[Figure collection entries]
++++++++++

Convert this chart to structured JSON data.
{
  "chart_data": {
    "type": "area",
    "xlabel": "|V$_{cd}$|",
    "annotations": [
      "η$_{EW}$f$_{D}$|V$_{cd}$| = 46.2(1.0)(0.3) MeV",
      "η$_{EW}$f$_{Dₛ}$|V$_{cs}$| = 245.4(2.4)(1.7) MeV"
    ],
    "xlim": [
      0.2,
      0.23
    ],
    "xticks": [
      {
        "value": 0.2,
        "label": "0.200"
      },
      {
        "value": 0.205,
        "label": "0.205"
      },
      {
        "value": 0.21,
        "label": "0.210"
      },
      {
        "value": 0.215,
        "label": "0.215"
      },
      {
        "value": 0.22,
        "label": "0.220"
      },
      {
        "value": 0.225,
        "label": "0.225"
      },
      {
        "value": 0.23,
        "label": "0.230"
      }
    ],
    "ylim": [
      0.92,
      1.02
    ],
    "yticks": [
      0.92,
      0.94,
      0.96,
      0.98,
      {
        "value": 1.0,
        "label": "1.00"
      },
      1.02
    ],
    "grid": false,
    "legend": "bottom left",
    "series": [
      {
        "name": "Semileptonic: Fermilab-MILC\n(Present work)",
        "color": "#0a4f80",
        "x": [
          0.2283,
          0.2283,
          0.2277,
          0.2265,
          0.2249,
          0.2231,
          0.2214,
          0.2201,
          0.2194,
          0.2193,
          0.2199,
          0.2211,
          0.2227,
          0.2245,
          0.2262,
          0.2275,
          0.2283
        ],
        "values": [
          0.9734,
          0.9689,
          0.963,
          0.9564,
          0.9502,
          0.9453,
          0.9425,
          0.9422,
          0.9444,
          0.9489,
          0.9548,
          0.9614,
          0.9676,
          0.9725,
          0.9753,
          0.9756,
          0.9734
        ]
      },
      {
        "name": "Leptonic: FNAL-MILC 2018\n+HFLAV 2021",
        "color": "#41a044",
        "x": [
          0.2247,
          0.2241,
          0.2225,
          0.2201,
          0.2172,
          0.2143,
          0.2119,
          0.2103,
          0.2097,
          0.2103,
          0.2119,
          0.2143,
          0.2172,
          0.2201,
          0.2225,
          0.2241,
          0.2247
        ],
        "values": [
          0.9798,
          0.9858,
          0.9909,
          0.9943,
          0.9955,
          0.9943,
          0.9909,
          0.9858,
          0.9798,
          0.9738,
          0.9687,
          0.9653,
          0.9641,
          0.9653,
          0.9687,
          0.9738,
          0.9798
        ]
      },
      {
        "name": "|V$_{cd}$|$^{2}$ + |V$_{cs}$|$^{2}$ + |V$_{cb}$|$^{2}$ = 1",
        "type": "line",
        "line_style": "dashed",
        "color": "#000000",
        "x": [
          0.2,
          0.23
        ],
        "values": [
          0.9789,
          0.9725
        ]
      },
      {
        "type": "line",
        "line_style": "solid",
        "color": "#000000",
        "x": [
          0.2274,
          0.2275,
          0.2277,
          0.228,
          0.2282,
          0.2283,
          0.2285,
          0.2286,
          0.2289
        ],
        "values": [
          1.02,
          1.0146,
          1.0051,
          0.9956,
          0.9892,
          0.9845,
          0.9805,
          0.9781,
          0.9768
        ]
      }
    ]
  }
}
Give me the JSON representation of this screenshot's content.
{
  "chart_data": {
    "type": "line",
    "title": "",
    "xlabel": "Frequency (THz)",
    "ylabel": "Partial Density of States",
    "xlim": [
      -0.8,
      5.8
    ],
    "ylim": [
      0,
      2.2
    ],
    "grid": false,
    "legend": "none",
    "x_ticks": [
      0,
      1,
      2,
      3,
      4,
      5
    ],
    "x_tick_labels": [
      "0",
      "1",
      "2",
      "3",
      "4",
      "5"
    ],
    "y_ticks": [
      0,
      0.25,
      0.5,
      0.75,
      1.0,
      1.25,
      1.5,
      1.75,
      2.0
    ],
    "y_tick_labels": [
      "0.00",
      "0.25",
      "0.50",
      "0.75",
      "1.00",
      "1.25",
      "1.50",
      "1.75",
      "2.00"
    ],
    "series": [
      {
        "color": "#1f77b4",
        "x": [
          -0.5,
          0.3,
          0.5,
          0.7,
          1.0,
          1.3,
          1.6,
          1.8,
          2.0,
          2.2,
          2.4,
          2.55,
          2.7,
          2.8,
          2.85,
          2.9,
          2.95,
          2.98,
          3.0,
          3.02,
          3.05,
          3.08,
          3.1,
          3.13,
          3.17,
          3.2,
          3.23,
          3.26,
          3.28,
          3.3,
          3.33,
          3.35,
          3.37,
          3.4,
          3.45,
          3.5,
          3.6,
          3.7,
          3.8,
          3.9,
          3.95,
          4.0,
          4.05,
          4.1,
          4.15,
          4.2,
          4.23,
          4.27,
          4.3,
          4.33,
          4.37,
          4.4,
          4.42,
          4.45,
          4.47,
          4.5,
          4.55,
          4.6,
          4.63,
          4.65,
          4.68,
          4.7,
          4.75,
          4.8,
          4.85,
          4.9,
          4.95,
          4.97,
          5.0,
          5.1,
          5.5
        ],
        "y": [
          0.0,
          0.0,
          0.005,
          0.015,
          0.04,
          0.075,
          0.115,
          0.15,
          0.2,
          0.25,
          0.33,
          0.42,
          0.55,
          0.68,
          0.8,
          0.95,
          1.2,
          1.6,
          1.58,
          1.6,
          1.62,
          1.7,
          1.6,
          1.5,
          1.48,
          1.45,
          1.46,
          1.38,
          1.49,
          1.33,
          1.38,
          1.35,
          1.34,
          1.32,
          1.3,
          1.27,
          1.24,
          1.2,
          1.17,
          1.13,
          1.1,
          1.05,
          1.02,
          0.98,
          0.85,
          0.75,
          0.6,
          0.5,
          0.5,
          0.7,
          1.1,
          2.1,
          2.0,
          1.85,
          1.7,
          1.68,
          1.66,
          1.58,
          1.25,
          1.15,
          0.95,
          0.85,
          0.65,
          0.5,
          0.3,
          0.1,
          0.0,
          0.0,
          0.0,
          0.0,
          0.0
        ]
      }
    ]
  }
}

++++++++++

_TASK DESCRIPTION_.
Repeat every line of the material exactly as given.

_EXPECTED ANSWER_.
Convert this chart to structured JSON data.
{
  "chart_data": {
    "type": "area",
    "xlabel": "|V$_{cd}$|",
    "annotations": [
      "η$_{EW}$f$_{D}$|V$_{cd}$| = 46.2(1.0)(0.3) MeV",
      "η$_{EW}$f$_{Dₛ}$|V$_{cs}$| = 245.4(2.4)(1.7) MeV"
    ],
    "xlim": [
      0.2,
      0.23
    ],
    "xticks": [
      {
        "value": 0.2,
        "label": "0.200"
      },
      {
        "value": 0.205,
        "label": "0.205"
      },
      {
        "value": 0.21,
        "label": "0.210"
      },
      {
        "value": 0.215,
        "label": "0.215"
      },
      {
        "value": 0.22,
        "label": "0.220"
      },
      {
        "value": 0.225,
        "label": "0.225"
      },
      {
        "value": 0.23,
        "label": "0.230"
      }
    ],
    "ylim": [
      0.92,
      1.02
    ],
    "yticks": [
      0.92,
      0.94,
      0.96,
      0.98,
      {
        "value": 1.0,
        "label": "1.00"
      },
      1.02
    ],
    "grid": false,
    "legend": "bottom left",
    "series": [
      {
        "name": "Semileptonic: Fermilab-MILC\n(Present work)",
        "color": "#0a4f80",
        "x": [
          0.2283,
          0.2283,
          0.2277,
          0.2265,
          0.2249,
          0.2231,
          0.2214,
          0.2201,
          0.2194,
          0.2193,
          0.2199,
          0.2211,
          0.2227,
          0.2245,
          0.2262,
          0.2275,
          0.2283
        ],
        "values": [
          0.9734,
          0.9689,
          0.963,
          0.9564,
          0.9502,
          0.9453,
          0.9425,
          0.9422,
          0.9444,
          0.9489,
          0.9548,
          0.9614,
          0.9676,
          0.9725,
          0.9753,
          0.9756,
          0.9734
        ]
      },
      {
        "name": "Leptonic: FNAL-MILC 2018\n+HFLAV 2021",
        "color": "#41a044",
        "x": [
          0.2247,
          0.2241,
          0.2225,
          0.2201,
          0.2172,
          0.2143,
          0.2119,
          0.2103,
          0.2097,
          0.2103,
          0.2119,
          0.2143,
          0.2172,
          0.2201,
          0.2225,
          0.2241,
          0.2247
        ],
        "values": [
          0.9798,
          0.9858,
          0.9909,
          0.9943,
          0.9955,
          0.9943,
          0.9909,
          0.9858,
          0.9798,
          0.9738,
          0.9687,
          0.9653,
          0.9641,
          0.9653,
          0.9687,
          0.9738,
          0.9798
        ]
      },
      {
        "name": "|V$_{cd}$|$^{2}$ + |V$_{cs}$|$^{2}$ + |V$_{cb}$|$^{2}$ = 1",
        "type": "line",
        "line_style": "dashed",
        "color": "#000000",
        "x": [
          0.2,
          0.23
        ],
        "values": [
          0.9789,
          0.9725
        ]
      },
      {
        "type": "line",
        "line_style": "solid",
        "color": "#000000",
        "x": [
          0.2274,
          0.2275,
          0.2277,
          0.228,
          0.2282,
          0.2283,
          0.2285,
          0.2286,
          0.2289
        ],
        "values": [
          1.02,
          1.0146,
          1.0051,
          0.9956,
          0.9892,
          0.9845,
          0.9805,
          0.9781,
          0.9768
        ]
      }
    ]
  }
}
Give me the JSON representation of this screenshot's content.
{
  "chart_data": {
    "type": "line",
    "title": "",
    "xlabel": "Frequency (THz)",
    "ylabel": "Partial Density of States",
    "xlim": [
      -0.8,
      5.8
    ],
    "ylim": [
      0,
      2.2
    ],
    "grid": false,
    "legend": "none",
    "x_ticks": [
      0,
      1,
      2,
      3,
      4,
      5
    ],
    "x_tick_labels": [
      "0",
      "1",
      "2",
      "3",
      "4",
      "5"
    ],
    "y_ticks": [
      0,
      0.25,
      0.5,
      0.75,
      1.0,
      1.25,
      1.5,
      1.75,
      2.0
    ],
    "y_tick_labels": [
      "0.00",
      "0.25",
      "0.50",
      "0.75",
      "1.00",
      "1.25",
      "1.50",
      "1.75",
      "2.00"
    ],
    "series": [
      {
        "color": "#1f77b4",
        "x": [
          -0.5,
          0.3,
          0.5,
          0.7,
          1.0,
          1.3,
          1.6,
          1.8,
          2.0,
          2.2,
          2.4,
          2.55,
          2.7,
          2.8,
          2.85,
          2.9,
          2.95,
          2.98,
          3.0,
          3.02,
          3.05,
          3.08,
          3.1,
          3.13,
          3.17,
          3.2,
          3.23,
          3.26,
          3.28,
          3.3,
          3.33,
          3.35,
          3.37,
          3.4,
          3.45,
          3.5,
          3.6,
          3.7,
          3.8,
          3.9,
          3.95,
          4.0,
          4.05,
          4.1,
          4.15,
          4.2,
          4.23,
          4.27,
          4.3,
          4.33,
          4.37,
          4.4,
          4.42,
          4.45,
          4.47,
          4.5,
          4.55,
          4.6,
          4.63,
          4.65,
          4.68,
          4.7,
          4.75,
          4.8,
          4.85,
          4.9,
          4.95,
          4.97,
          5.0,
          5.1,
          5.5
        ],
        "y": [
          0.0,
          0.0,
          0.005,
          0.015,
          0.04,
          0.075,
          0.115,
          0.15,
          0.2,
          0.25,
          0.33,
          0.42,
          0.55,
          0.68,
          0.8,
          0.95,
          1.2,
          1.6,
          1.58,
          1.6,
          1.62,
          1.7,
          1.6,
          1.5,
          1.48,
          1.45,
          1.46,
          1.38,
          1.49,
          1.33,
          1.38,
          1.35,
          1.34,
          1.32,
          1.3,
          1.27,
          1.24,
          1.2,
          1.17,
          1.13,
          1.1,
          1.05,
          1.02,
          0.98,
          0.85,
          0.75,
          0.6,
          0.5,
          0.5,
          0.7,
          1.1,
          2.1,
          2.0,
          1.85,
          1.7,
          1.68,
          1.66,
          1.58,
          1.25,
          1.15,
          0.95,
          0.85,
          0.65,
          0.5,
          0.3,
          0.1,
          0.0,
          0.0,
          0.0,
          0.0,
          0.0
        ]
      }
    ]
  }
}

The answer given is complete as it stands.